Can you render the material as a JSON list of strings, one string per line, from the line containing "List every element" through the line containing "right-floor-plan: H = 3.00"? Skip blank lines and leave the pictures out.

MATERIAL FOR THIS TASK —

───

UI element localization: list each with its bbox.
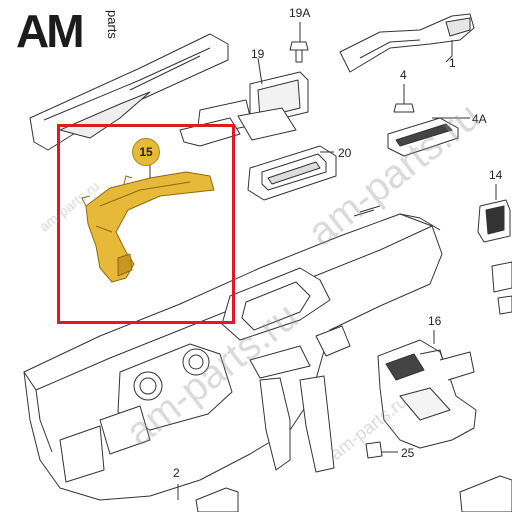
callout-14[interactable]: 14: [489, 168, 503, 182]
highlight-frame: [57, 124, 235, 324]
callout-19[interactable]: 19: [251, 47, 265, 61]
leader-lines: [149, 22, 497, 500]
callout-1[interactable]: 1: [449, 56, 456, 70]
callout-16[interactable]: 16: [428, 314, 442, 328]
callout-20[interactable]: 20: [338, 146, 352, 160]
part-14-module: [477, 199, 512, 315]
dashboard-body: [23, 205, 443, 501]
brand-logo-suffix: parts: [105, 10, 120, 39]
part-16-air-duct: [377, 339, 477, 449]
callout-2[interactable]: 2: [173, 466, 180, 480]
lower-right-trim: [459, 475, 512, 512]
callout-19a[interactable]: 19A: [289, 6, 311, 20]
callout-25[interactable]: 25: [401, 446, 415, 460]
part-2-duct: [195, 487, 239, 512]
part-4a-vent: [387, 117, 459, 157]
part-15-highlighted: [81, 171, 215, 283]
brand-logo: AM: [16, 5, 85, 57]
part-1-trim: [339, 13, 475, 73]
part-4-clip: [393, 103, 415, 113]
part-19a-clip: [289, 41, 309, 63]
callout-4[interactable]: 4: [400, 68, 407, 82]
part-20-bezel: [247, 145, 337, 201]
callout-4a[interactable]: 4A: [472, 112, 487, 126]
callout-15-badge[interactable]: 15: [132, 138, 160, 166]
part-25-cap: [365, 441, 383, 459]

───

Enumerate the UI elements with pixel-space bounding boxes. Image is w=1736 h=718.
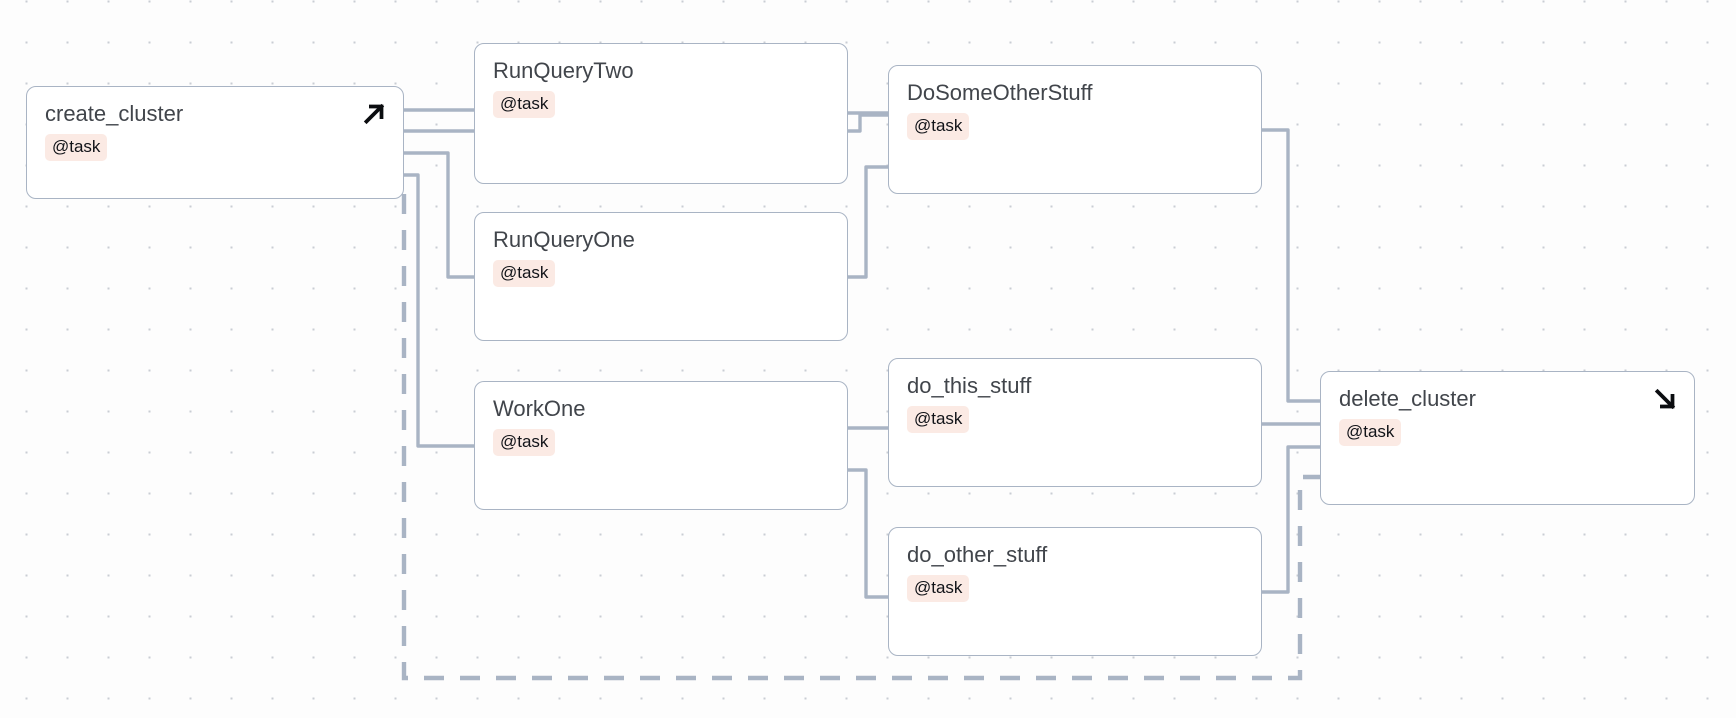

───

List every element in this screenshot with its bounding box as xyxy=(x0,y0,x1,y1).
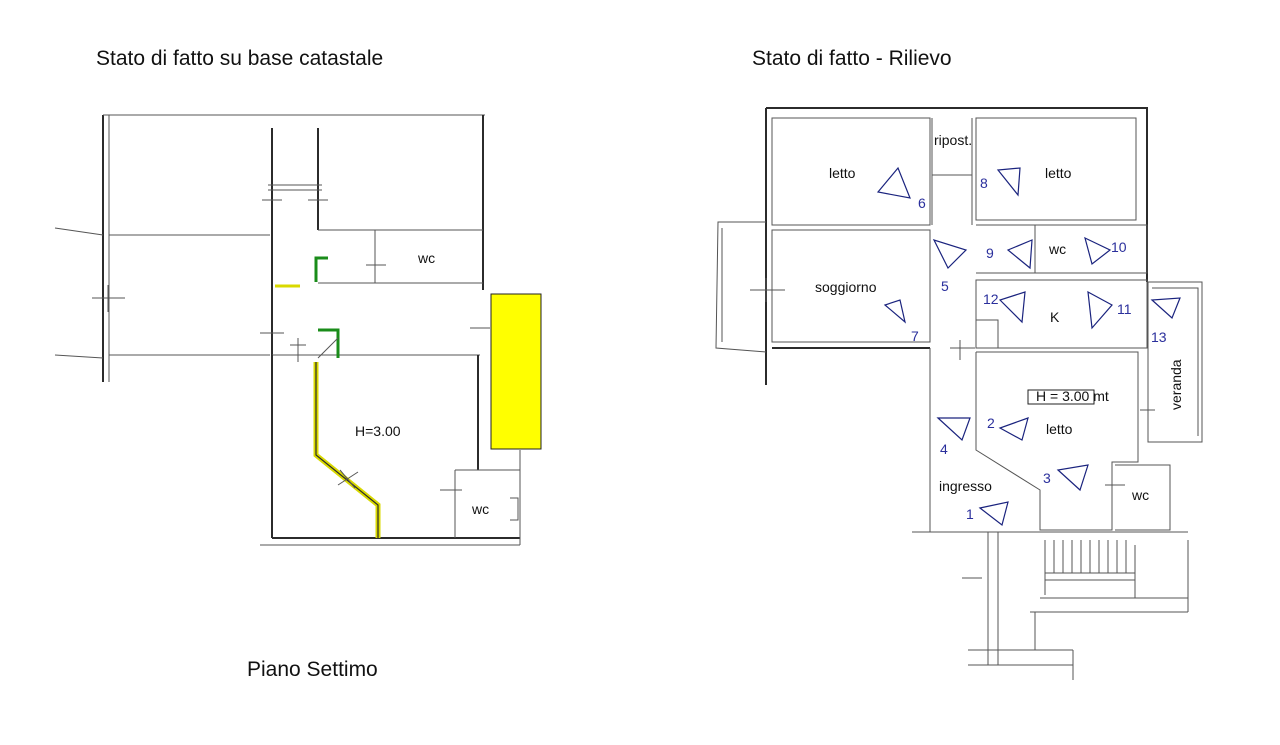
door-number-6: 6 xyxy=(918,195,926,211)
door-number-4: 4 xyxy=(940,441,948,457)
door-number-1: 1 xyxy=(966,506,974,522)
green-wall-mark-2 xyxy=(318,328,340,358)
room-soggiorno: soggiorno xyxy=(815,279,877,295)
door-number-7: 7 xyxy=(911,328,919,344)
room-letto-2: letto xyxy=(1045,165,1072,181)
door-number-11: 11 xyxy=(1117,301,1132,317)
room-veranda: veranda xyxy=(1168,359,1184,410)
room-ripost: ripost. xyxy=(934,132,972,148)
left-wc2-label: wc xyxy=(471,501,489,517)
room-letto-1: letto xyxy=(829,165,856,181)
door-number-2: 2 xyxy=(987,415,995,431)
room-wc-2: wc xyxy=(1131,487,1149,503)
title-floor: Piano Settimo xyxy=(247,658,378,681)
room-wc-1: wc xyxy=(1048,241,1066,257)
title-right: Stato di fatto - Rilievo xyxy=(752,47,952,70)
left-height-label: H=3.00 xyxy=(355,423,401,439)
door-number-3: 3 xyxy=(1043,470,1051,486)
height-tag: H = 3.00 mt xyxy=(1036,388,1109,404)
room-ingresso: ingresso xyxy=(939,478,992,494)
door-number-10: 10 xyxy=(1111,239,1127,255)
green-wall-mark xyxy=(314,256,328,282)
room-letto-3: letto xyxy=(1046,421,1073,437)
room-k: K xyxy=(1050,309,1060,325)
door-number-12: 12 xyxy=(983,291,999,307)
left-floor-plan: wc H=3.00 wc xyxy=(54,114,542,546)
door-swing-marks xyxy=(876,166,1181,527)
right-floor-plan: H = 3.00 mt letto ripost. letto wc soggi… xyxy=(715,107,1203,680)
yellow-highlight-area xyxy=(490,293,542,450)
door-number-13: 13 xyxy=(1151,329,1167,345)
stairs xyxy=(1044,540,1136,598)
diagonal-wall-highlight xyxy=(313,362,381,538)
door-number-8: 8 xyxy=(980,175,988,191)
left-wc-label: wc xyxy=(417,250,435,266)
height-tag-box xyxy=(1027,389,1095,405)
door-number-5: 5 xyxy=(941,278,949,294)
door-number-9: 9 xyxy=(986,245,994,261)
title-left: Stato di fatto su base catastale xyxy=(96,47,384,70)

───

ANSWER TO THIS TASK —
[
  "List every element in this screenshot with its bounding box as xyxy=(x0,y0,x1,y1).",
  "door-number-6: 6 xyxy=(918,195,926,211)",
  "door-number-4: 4 xyxy=(940,441,948,457)",
  "door-number-1: 1 xyxy=(966,506,974,522)",
  "green-wall-mark-2 xyxy=(318,328,340,358)",
  "room-soggiorno: soggiorno xyxy=(815,279,877,295)",
  "door-number-7: 7 xyxy=(911,328,919,344)",
  "room-letto-2: letto xyxy=(1045,165,1072,181)",
  "door-number-11: 11 xyxy=(1117,301,1132,317)",
  "room-veranda: veranda xyxy=(1168,359,1184,410)",
  "room-ripost: ripost. xyxy=(934,132,972,148)",
  "left-wc2-label: wc xyxy=(471,501,489,517)",
  "room-letto-1: letto xyxy=(829,165,856,181)",
  "door-number-2: 2 xyxy=(987,415,995,431)",
  "room-wc-2: wc xyxy=(1131,487,1149,503)",
  "title-floor: Piano Settimo xyxy=(247,658,378,681)",
  "room-wc-1: wc xyxy=(1048,241,1066,257)",
  "title-right: Stato di fatto - Rilievo xyxy=(752,47,952,70)",
  "left-height-label: H=3.00 xyxy=(355,423,401,439)",
  "door-number-3: 3 xyxy=(1043,470,1051,486)",
  "height-tag: H = 3.00 mt xyxy=(1036,388,1109,404)",
  "room-ingresso: ingresso xyxy=(939,478,992,494)",
  "door-number-10: 10 xyxy=(1111,239,1127,255)",
  "green-wall-mark xyxy=(314,256,328,282)",
  "room-letto-3: letto xyxy=(1046,421,1073,437)",
  "room-k: K xyxy=(1050,309,1060,325)",
  "door-number-12: 12 xyxy=(983,291,999,307)",
  "left-floor-plan: wc H=3.00 wc xyxy=(54,114,542,546)",
  "door-swing-marks xyxy=(876,166,1181,527)",
  "right-floor-plan: H = 3.00 mt letto ripost. letto wc soggi… xyxy=(715,107,1203,680)"
]